### [Task statement]
Produce an exact copy of all the records.

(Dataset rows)
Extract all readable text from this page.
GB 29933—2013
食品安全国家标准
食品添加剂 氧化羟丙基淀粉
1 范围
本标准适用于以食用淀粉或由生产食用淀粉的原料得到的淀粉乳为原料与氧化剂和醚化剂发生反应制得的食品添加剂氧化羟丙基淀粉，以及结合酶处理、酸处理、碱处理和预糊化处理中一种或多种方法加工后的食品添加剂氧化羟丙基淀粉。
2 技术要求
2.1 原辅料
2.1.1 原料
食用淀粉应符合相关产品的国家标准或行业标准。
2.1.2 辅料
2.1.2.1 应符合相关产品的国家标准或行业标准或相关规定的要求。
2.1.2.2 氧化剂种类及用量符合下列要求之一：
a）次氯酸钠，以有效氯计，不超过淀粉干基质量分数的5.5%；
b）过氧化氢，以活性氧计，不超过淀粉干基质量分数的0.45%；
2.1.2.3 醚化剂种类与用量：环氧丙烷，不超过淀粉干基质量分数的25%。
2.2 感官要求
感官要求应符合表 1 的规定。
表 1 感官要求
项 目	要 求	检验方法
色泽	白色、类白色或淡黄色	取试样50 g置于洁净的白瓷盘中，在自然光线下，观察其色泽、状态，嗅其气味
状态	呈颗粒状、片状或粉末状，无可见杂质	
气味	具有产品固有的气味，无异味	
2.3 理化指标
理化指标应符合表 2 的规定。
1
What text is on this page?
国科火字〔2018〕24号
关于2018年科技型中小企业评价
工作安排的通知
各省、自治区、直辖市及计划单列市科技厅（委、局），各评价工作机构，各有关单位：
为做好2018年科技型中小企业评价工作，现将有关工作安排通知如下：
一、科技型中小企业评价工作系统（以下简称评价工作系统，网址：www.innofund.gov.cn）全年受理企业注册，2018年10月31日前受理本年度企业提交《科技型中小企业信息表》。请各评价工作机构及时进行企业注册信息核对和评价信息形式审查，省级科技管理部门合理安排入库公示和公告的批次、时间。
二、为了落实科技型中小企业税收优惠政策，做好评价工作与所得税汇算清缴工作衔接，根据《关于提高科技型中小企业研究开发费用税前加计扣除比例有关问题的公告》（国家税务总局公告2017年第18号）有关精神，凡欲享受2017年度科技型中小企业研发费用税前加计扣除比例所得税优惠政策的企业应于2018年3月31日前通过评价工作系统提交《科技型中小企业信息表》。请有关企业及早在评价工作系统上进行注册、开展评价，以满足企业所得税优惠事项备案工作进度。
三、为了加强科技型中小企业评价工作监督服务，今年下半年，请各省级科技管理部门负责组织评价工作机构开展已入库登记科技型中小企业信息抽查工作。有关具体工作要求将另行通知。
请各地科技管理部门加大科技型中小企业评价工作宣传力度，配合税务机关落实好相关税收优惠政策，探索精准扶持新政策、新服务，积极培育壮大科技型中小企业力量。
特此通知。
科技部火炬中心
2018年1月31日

### [Output for this exercise]
Extract all readable text from this page.
GB 29933—2013
食品安全国家标准
食品添加剂 氧化羟丙基淀粉
1 范围
本标准适用于以食用淀粉或由生产食用淀粉的原料得到的淀粉乳为原料与氧化剂和醚化剂发生反应制得的食品添加剂氧化羟丙基淀粉，以及结合酶处理、酸处理、碱处理和预糊化处理中一种或多种方法加工后的食品添加剂氧化羟丙基淀粉。
2 技术要求
2.1 原辅料
2.1.1 原料
食用淀粉应符合相关产品的国家标准或行业标准。
2.1.2 辅料
2.1.2.1 应符合相关产品的国家标准或行业标准或相关规定的要求。
2.1.2.2 氧化剂种类及用量符合下列要求之一：
a）次氯酸钠，以有效氯计，不超过淀粉干基质量分数的5.5%；
b）过氧化氢，以活性氧计，不超过淀粉干基质量分数的0.45%；
2.1.2.3 醚化剂种类与用量：环氧丙烷，不超过淀粉干基质量分数的25%。
2.2 感官要求
感官要求应符合表 1 的规定。
表 1 感官要求
项 目	要 求	检验方法
色泽	白色、类白色或淡黄色	取试样50 g置于洁净的白瓷盘中，在自然光线下，观察其色泽、状态，嗅其气味
状态	呈颗粒状、片状或粉末状，无可见杂质	
气味	具有产品固有的气味，无异味	
2.3 理化指标
理化指标应符合表 2 的规定。
1
What text is on this page?
国科火字〔2018〕24号
关于2018年科技型中小企业评价
工作安排的通知
各省、自治区、直辖市及计划单列市科技厅（委、局），各评价工作机构，各有关单位：
为做好2018年科技型中小企业评价工作，现将有关工作安排通知如下：
一、科技型中小企业评价工作系统（以下简称评价工作系统，网址：www.innofund.gov.cn）全年受理企业注册，2018年10月31日前受理本年度企业提交《科技型中小企业信息表》。请各评价工作机构及时进行企业注册信息核对和评价信息形式审查，省级科技管理部门合理安排入库公示和公告的批次、时间。
二、为了落实科技型中小企业税收优惠政策，做好评价工作与所得税汇算清缴工作衔接，根据《关于提高科技型中小企业研究开发费用税前加计扣除比例有关问题的公告》（国家税务总局公告2017年第18号）有关精神，凡欲享受2017年度科技型中小企业研发费用税前加计扣除比例所得税优惠政策的企业应于2018年3月31日前通过评价工作系统提交《科技型中小企业信息表》。请有关企业及早在评价工作系统上进行注册、开展评价，以满足企业所得税优惠事项备案工作进度。
三、为了加强科技型中小企业评价工作监督服务，今年下半年，请各省级科技管理部门负责组织评价工作机构开展已入库登记科技型中小企业信息抽查工作。有关具体工作要求将另行通知。
请各地科技管理部门加大科技型中小企业评价工作宣传力度，配合税务机关落实好相关税收优惠政策，探索精准扶持新政策、新服务，积极培育壮大科技型中小企业力量。
特此通知。
科技部火炬中心
2018年1月31日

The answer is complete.